(EXERCISE)
Every entry below must be repeated exactly; skip the pictures.

++++

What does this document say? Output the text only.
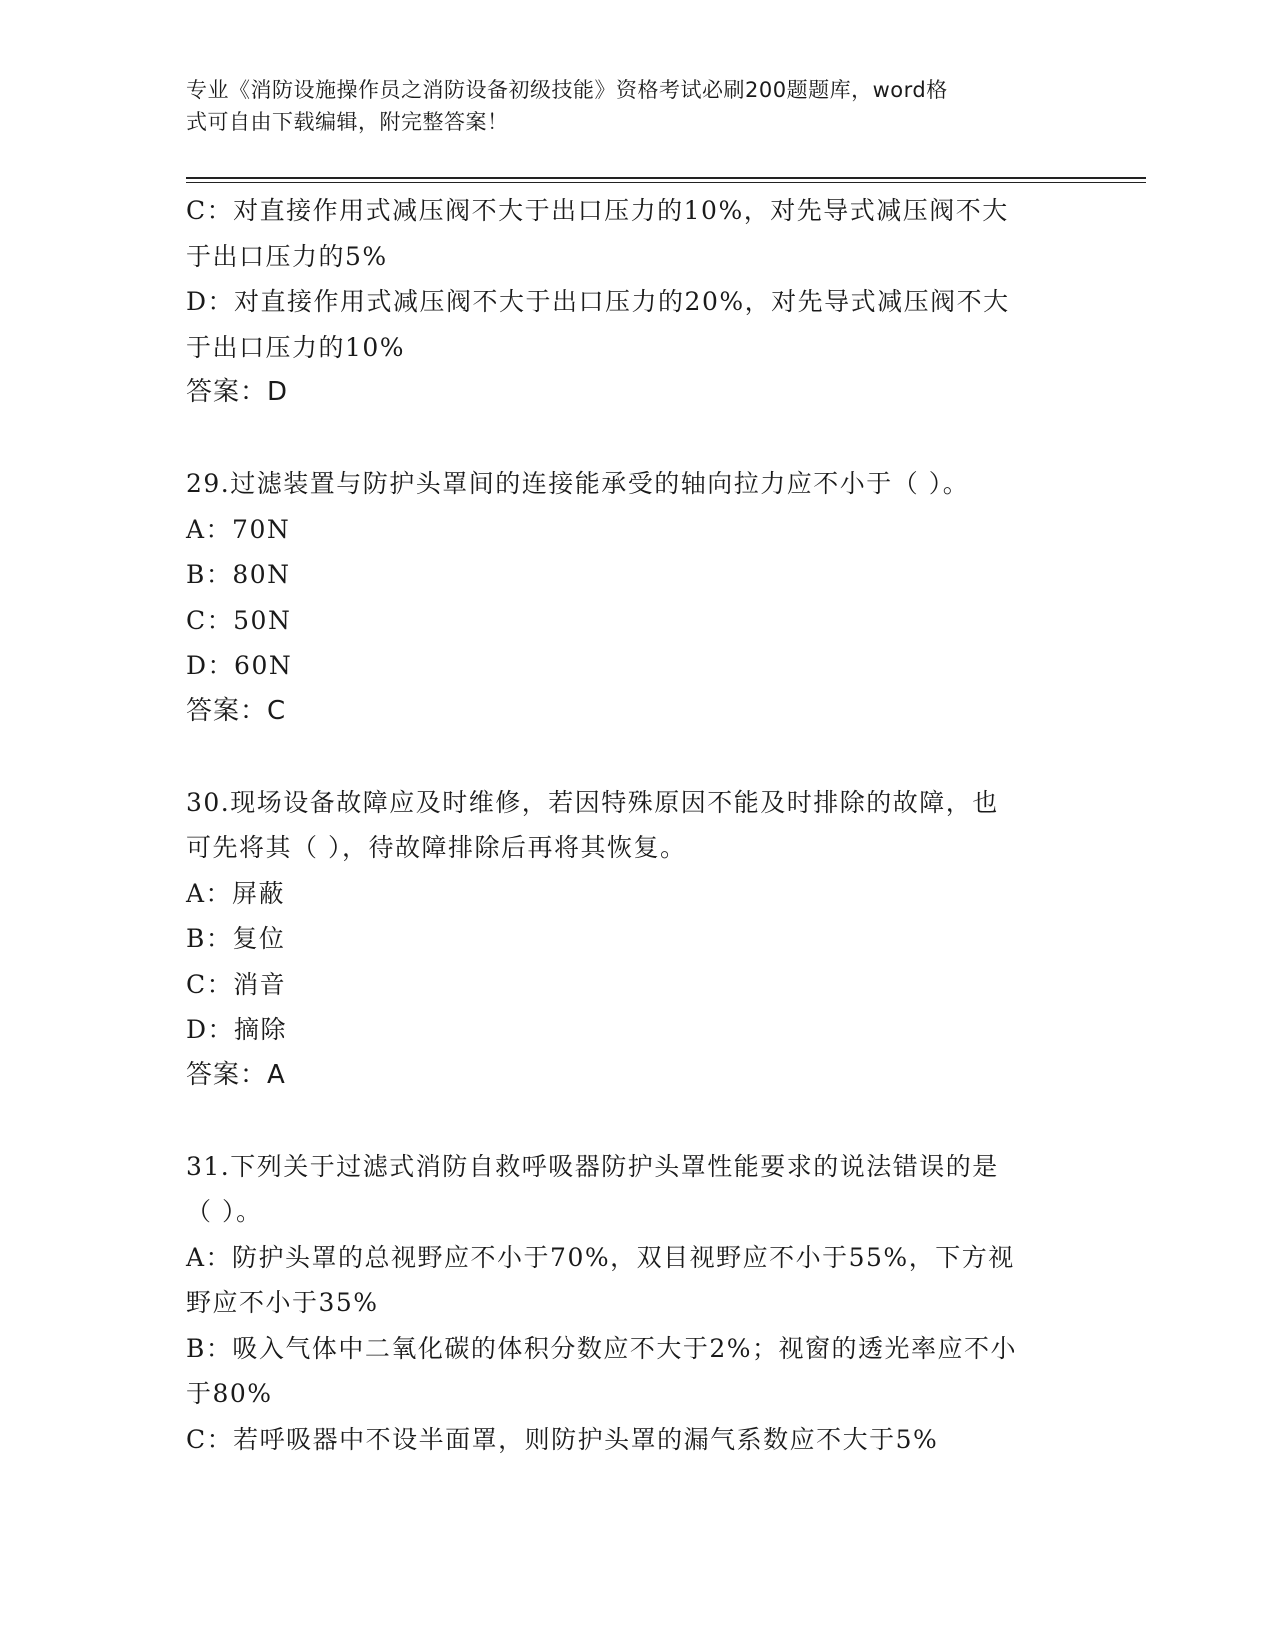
专业《消防设施操作员之消防设备初级技能》资格考试必刷200题题库，word格
式可自由下载编辑，附完整答案！
C：对直接作用式减压阀不大于出口压力的10%，对先导式减压阀不大
于出口压力的5%
D：对直接作用式减压阀不大于出口压力的20%，对先导式减压阀不大
于出口压力的10%
答案：D
29.过滤装置与防护头罩间的连接能承受的轴向拉力应不小于（ ）。
A：70N
B：80N
C：50N
D：60N
答案：C
30.现场设备故障应及时维修，若因特殊原因不能及时排除的故障，也
可先将其（ ），待故障排除后再将其恢复。
A：屏蔽
B：复位
C：消音
D：摘除
答案：A
31.下列关于过滤式消防自救呼吸器防护头罩性能要求的说法错误的是
（ ）。
A：防护头罩的总视野应不小于70%，双目视野应不小于55%，下方视
野应不小于35%
B：吸入气体中二氧化碳的体积分数应不大于2%；视窗的透光率应不小
于80%
C：若呼吸器中不设半面罩，则防护头罩的漏气系数应不大于5%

++++

(SOLUTION TO THE PROBLEM)
What does this document say? Output the text only.
专业《消防设施操作员之消防设备初级技能》资格考试必刷200题题库，word格
式可自由下载编辑，附完整答案！
C：对直接作用式减压阀不大于出口压力的10%，对先导式减压阀不大
于出口压力的5%
D：对直接作用式减压阀不大于出口压力的20%，对先导式减压阀不大
于出口压力的10%
答案：D
29.过滤装置与防护头罩间的连接能承受的轴向拉力应不小于（ ）。
A：70N
B：80N
C：50N
D：60N
答案：C
30.现场设备故障应及时维修，若因特殊原因不能及时排除的故障，也
可先将其（ ），待故障排除后再将其恢复。
A：屏蔽
B：复位
C：消音
D：摘除
答案：A
31.下列关于过滤式消防自救呼吸器防护头罩性能要求的说法错误的是
（ ）。
A：防护头罩的总视野应不小于70%，双目视野应不小于55%，下方视
野应不小于35%
B：吸入气体中二氧化碳的体积分数应不大于2%；视窗的透光率应不小
于80%
C：若呼吸器中不设半面罩，则防护头罩的漏气系数应不大于5%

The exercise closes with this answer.